• **Short problem**
Copy every line of the entries that includes the word "Paluel".

• **Data in this exercise**
# # # # #

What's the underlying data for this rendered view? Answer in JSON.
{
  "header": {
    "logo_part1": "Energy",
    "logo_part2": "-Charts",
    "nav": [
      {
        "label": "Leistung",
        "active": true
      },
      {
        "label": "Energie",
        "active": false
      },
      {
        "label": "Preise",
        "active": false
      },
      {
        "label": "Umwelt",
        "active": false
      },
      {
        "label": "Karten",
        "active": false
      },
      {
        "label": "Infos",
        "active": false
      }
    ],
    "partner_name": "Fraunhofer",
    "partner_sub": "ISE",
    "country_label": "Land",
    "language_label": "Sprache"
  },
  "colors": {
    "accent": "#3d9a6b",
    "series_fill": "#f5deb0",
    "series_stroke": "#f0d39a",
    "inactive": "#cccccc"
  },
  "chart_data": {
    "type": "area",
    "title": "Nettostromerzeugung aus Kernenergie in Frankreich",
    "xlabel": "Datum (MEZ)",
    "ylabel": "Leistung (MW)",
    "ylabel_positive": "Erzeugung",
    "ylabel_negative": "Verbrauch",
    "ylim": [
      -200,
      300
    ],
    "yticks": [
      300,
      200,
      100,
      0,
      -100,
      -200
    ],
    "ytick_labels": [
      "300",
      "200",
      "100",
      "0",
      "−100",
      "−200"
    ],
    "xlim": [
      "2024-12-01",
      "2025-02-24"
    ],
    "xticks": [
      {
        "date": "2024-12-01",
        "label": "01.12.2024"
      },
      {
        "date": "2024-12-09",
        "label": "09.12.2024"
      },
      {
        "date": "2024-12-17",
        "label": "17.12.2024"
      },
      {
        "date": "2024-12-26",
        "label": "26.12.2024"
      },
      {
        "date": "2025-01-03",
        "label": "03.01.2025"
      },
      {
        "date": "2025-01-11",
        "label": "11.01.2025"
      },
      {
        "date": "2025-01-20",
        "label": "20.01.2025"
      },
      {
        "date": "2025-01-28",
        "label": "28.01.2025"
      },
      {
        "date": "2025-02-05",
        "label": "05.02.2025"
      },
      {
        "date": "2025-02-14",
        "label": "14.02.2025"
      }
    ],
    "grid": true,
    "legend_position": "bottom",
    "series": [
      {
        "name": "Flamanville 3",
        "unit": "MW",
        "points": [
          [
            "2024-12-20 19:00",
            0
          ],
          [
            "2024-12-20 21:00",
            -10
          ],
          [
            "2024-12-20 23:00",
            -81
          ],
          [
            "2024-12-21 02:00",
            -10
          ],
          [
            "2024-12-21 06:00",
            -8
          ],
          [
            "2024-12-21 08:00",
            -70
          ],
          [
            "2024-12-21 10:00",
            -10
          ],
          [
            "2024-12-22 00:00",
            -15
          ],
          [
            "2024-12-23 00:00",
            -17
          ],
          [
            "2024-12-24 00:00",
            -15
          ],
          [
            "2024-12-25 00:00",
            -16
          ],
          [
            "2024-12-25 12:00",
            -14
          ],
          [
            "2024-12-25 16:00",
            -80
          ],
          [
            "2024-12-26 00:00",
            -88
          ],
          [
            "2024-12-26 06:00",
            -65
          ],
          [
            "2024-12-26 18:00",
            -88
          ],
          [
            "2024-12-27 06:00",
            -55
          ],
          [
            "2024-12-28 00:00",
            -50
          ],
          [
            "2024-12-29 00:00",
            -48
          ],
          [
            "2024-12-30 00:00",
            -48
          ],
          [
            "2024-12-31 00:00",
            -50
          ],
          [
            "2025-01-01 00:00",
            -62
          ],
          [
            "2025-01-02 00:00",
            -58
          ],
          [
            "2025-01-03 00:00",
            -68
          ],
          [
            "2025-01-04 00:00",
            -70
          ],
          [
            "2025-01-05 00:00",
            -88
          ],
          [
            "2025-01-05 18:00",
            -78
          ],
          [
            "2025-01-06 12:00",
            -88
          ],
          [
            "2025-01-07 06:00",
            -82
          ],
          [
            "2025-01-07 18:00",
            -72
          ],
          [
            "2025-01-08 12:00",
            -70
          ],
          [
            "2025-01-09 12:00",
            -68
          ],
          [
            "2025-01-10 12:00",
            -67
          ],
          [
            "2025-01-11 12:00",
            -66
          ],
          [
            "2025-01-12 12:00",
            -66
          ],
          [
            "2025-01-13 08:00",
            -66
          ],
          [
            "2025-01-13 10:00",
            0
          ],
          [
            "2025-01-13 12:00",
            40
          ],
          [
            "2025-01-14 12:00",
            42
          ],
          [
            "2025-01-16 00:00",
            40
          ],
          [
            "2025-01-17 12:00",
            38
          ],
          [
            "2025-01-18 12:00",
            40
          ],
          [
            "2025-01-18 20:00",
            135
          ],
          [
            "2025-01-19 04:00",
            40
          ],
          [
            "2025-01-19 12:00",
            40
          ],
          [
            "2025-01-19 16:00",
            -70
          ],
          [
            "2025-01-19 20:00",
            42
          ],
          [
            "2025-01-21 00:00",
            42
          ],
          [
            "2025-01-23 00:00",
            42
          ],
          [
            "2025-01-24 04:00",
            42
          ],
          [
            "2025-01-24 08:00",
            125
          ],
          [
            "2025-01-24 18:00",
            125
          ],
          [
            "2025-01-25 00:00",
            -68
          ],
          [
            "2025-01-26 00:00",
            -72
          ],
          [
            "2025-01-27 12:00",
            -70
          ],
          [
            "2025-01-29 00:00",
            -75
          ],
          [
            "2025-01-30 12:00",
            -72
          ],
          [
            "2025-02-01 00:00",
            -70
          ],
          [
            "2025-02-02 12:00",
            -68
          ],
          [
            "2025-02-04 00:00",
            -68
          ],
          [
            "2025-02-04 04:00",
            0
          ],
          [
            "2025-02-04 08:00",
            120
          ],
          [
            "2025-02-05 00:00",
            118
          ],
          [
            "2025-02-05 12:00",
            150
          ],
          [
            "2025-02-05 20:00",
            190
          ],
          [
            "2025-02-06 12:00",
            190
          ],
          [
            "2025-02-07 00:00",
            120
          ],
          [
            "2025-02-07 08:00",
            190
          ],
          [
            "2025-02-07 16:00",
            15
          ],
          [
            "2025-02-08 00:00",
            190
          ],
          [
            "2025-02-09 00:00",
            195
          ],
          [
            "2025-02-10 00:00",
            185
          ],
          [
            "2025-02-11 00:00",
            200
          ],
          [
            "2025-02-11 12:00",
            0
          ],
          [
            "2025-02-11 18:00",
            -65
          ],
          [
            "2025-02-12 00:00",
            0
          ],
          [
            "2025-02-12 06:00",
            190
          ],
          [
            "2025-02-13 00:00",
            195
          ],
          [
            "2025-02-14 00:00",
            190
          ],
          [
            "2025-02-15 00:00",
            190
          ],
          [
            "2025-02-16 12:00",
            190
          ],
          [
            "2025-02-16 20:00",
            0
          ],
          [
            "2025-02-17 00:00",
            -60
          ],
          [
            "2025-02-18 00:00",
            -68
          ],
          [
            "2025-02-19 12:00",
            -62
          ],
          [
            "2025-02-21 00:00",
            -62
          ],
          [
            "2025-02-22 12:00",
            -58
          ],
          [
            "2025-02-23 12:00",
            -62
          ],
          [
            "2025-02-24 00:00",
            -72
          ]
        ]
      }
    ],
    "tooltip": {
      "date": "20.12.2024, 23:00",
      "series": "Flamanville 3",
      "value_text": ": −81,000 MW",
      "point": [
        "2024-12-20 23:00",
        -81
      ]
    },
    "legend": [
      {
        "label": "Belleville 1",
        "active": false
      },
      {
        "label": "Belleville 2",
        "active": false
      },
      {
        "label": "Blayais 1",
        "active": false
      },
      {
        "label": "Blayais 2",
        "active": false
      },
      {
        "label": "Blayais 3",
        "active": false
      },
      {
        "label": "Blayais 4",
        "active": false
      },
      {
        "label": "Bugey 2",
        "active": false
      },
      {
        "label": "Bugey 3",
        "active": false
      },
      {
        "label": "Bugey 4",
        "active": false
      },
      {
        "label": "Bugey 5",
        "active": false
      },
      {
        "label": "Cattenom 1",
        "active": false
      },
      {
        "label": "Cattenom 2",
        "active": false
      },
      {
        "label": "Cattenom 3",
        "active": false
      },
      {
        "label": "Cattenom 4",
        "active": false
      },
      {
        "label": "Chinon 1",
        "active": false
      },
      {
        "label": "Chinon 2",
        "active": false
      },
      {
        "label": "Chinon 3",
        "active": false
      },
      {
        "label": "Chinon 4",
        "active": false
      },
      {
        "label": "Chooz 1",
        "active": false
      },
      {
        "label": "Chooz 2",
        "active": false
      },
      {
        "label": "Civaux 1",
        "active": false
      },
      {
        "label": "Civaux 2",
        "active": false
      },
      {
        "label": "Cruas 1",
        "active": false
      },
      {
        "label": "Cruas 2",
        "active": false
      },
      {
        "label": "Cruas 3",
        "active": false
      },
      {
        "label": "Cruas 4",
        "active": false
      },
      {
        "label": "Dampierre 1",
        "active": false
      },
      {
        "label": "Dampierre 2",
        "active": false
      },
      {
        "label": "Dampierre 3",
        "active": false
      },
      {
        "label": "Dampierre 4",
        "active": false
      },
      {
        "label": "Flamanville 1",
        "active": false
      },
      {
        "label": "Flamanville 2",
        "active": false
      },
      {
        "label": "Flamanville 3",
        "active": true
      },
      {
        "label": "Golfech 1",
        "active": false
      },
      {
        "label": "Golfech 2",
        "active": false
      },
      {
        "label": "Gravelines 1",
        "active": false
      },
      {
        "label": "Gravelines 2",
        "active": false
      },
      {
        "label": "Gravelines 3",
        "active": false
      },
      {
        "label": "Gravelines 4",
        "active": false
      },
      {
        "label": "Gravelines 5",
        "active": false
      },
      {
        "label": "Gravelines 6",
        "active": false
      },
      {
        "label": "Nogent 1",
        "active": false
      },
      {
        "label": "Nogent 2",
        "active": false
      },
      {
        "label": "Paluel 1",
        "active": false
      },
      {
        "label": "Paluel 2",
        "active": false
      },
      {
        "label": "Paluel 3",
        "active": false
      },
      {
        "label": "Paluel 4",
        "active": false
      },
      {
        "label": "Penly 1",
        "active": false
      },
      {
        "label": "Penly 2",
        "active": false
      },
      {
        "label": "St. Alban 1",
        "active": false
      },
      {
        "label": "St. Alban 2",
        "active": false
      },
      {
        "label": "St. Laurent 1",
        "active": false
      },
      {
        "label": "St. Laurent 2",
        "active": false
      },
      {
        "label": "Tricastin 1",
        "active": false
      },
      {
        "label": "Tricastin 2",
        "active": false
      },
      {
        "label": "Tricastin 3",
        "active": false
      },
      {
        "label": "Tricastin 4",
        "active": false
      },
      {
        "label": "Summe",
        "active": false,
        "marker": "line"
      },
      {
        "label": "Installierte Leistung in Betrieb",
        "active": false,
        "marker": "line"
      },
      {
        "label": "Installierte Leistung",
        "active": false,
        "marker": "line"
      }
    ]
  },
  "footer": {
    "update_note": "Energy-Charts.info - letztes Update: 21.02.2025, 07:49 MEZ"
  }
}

# # # # #

• **Complete response**
        "label": "Paluel 1",
        "label": "Paluel 2",
        "label": "Paluel 3",
        "label": "Paluel 4",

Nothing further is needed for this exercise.